*What needs to be done:* Reproduce every line of the listing below, from the line containing "font-file-item[interactable]: BOD_BLAR xyxy=(416,576,491,625)" down to the line containing "file-item-partial[interactable]: BILLD___ xyxy=(416,171,491,177)", both included.

*Records for this task:*
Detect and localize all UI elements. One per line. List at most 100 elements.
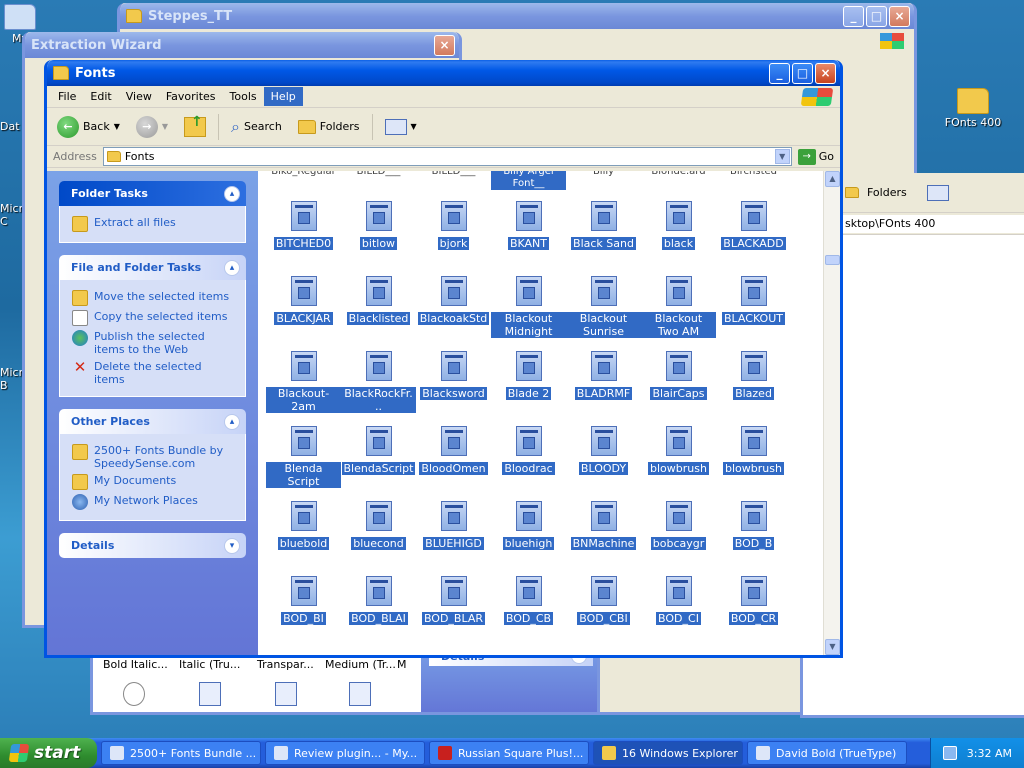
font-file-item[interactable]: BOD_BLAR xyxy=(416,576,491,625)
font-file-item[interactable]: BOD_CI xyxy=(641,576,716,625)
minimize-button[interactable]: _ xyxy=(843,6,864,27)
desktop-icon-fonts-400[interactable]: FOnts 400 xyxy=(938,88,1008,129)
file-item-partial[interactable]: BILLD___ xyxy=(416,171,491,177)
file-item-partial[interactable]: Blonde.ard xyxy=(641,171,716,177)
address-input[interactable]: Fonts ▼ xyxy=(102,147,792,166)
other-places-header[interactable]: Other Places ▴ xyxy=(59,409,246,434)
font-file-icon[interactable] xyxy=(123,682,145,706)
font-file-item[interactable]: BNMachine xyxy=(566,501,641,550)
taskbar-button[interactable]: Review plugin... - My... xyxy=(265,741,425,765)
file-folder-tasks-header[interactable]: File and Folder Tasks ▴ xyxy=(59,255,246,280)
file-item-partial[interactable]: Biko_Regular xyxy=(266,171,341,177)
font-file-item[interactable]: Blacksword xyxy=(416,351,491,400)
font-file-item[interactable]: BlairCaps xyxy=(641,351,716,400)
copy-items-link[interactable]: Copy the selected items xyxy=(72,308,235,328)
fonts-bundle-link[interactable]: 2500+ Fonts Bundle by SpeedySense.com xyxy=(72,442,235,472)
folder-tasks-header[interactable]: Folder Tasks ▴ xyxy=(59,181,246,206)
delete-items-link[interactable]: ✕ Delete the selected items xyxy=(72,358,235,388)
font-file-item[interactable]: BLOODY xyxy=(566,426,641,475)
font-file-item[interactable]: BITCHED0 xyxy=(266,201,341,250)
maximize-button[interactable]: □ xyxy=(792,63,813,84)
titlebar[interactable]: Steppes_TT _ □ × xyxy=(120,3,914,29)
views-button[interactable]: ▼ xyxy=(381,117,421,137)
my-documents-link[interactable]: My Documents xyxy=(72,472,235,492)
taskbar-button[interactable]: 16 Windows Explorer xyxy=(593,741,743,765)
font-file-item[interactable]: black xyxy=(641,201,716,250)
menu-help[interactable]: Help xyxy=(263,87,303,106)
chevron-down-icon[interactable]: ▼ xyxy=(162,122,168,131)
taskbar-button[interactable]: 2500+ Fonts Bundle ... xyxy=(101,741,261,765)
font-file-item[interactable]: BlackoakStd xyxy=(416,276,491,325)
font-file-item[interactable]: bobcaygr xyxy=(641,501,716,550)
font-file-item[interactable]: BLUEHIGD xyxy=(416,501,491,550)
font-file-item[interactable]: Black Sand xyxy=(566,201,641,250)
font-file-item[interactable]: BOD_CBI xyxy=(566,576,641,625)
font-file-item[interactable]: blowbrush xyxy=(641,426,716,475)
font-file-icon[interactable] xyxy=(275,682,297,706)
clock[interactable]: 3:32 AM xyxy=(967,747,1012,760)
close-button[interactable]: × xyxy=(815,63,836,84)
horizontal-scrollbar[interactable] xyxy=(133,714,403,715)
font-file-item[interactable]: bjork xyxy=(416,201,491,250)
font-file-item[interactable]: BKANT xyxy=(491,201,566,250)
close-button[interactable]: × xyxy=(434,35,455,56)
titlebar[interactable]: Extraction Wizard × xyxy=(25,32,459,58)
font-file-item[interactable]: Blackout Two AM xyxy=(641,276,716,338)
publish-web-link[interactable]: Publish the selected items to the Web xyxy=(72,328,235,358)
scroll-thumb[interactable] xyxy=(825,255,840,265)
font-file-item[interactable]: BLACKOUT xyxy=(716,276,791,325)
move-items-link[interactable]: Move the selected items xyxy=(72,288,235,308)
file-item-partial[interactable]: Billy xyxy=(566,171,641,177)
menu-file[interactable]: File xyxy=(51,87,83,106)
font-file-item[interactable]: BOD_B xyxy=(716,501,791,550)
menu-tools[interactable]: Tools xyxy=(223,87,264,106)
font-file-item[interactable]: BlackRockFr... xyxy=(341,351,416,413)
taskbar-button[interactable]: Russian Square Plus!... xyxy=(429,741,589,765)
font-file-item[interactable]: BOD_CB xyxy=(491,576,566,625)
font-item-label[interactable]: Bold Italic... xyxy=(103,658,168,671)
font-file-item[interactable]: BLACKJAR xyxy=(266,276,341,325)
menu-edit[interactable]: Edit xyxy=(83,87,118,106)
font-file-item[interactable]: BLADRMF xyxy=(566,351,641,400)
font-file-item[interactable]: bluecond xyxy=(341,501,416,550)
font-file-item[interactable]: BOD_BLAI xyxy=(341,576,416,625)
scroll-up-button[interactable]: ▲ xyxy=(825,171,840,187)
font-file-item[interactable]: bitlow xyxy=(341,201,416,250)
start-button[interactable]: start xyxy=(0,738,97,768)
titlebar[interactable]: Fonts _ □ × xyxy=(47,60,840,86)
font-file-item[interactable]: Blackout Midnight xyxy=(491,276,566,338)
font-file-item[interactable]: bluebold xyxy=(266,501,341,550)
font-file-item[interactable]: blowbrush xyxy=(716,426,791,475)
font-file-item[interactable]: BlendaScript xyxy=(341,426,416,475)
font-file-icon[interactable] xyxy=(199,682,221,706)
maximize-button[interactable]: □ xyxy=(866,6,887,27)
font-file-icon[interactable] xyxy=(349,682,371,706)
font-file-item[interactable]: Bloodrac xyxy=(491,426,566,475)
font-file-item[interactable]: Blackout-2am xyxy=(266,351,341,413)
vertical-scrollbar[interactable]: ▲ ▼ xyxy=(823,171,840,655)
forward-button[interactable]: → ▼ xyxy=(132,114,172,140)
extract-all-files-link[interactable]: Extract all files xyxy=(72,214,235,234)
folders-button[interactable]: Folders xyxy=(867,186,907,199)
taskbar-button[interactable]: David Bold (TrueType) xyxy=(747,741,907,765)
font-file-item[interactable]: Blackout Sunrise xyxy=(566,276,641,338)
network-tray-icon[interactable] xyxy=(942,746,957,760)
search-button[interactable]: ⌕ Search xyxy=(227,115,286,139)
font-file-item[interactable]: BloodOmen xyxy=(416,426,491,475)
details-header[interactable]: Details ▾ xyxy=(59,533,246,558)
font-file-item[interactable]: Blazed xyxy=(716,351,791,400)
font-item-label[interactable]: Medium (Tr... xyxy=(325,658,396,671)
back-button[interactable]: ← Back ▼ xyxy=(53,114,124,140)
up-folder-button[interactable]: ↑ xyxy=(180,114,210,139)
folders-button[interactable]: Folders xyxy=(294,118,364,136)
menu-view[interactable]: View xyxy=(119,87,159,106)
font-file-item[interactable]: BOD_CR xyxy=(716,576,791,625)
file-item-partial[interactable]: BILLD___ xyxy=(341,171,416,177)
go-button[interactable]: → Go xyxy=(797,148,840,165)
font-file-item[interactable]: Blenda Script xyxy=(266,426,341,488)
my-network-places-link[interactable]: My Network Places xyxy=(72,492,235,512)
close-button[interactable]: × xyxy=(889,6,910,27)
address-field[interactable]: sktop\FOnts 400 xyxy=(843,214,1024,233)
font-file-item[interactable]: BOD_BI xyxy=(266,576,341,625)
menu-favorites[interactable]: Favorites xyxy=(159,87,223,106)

*Correct answer:*
font-file-item[interactable]: BOD_BLAR xyxy=(416,576,491,625)
font-file-item[interactable]: BOD_CI xyxy=(641,576,716,625)
minimize-button[interactable]: _ xyxy=(843,6,864,27)
desktop-icon-fonts-400[interactable]: FOnts 400 xyxy=(938,88,1008,129)
file-item-partial[interactable]: BILLD___ xyxy=(416,171,491,177)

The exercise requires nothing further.